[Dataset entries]
○ ○ ○ ○ ○

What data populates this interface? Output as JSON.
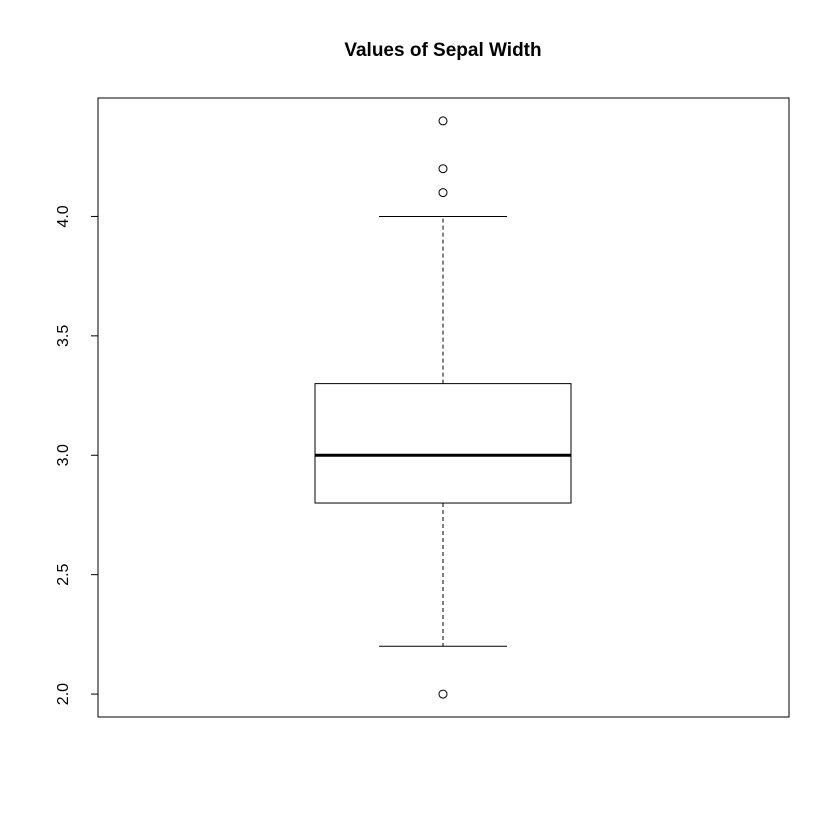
{
  "chart_data": {
    "type": "box",
    "title": "Values of Sepal Width",
    "whisker_low": 2.2,
    "q1": 2.8,
    "median": 3.0,
    "q3": 3.3,
    "whisker_high": 4.0,
    "outliers": [
      4.4,
      4.2,
      4.1,
      2.0
    ],
    "ylim": [
      1.904,
      4.496
    ],
    "yticks": [
      {
        "value": 2,
        "label": "2.0"
      },
      2.5,
      {
        "value": 3,
        "label": "3.0"
      },
      3.5,
      {
        "value": 4,
        "label": "4.0"
      }
    ],
    "color": "#000000"
  }
}
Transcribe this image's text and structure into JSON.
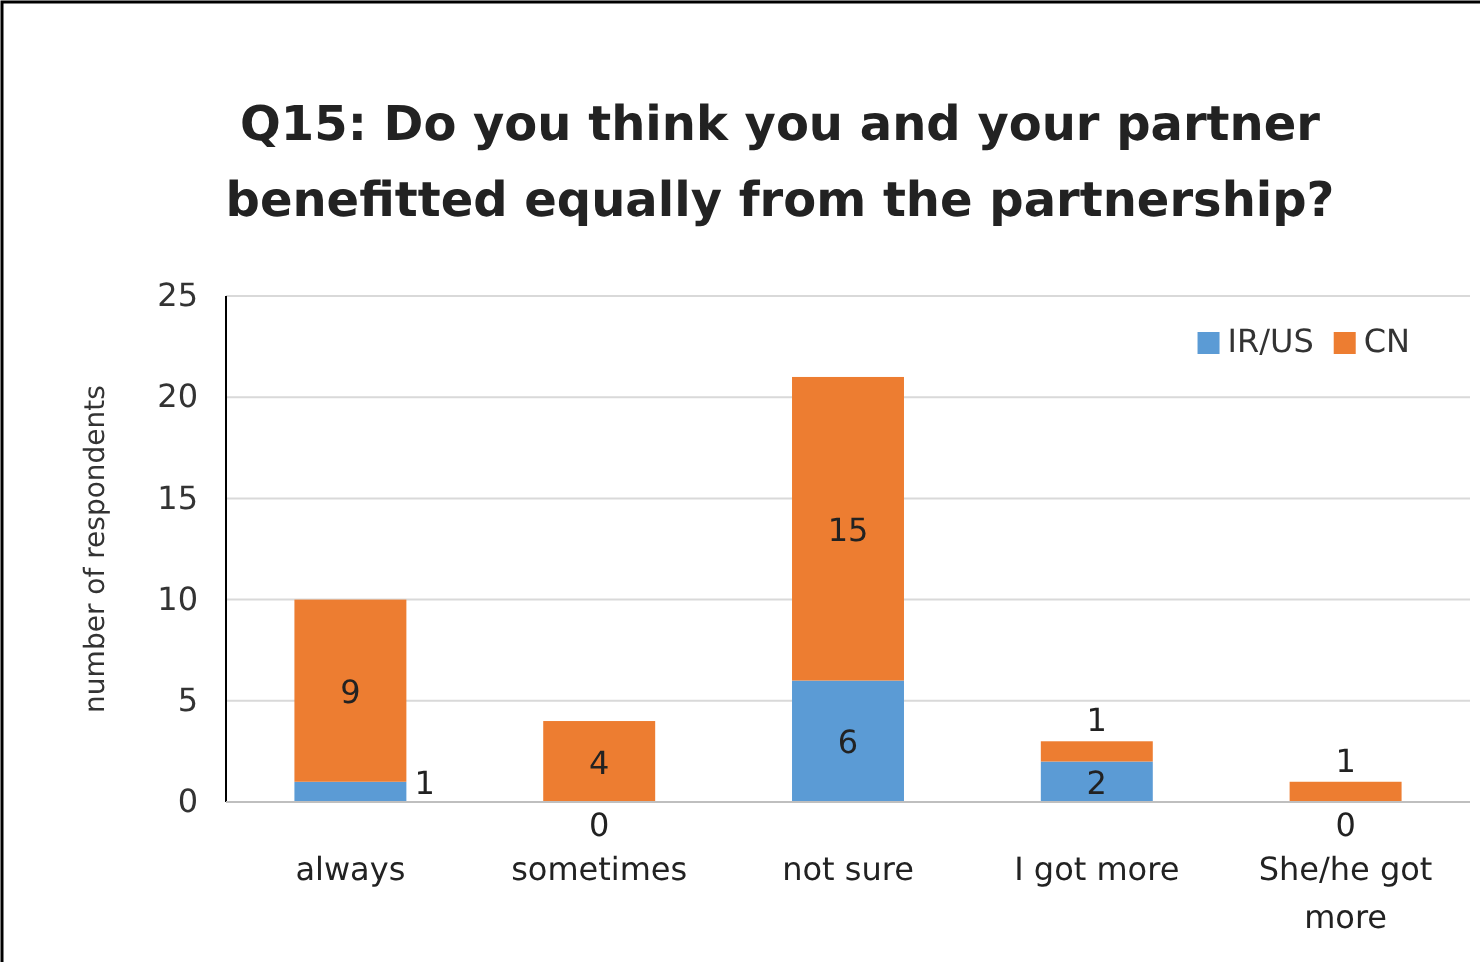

○ ○ ○ ○ ○

TASK PROMPT> Copy the data exactly. Any picture it contains is to be omitted.

WORKED ANSWER>
What data populates this interface? Output as JSON.
{
  "chart_data": {
    "type": "box",
    "title": "Values of Sepal Width",
    "whisker_low": 2.2,
    "q1": 2.8,
    "median": 3.0,
    "q3": 3.3,
    "whisker_high": 4.0,
    "outliers": [
      4.4,
      4.2,
      4.1,
      2.0
    ],
    "ylim": [
      1.904,
      4.496
    ],
    "yticks": [
      {
        "value": 2,
        "label": "2.0"
      },
      2.5,
      {
        "value": 3,
        "label": "3.0"
      },
      3.5,
      {
        "value": 4,
        "label": "4.0"
      }
    ],
    "color": "#000000"
  }
}
Transcribe this image's text and structure into JSON.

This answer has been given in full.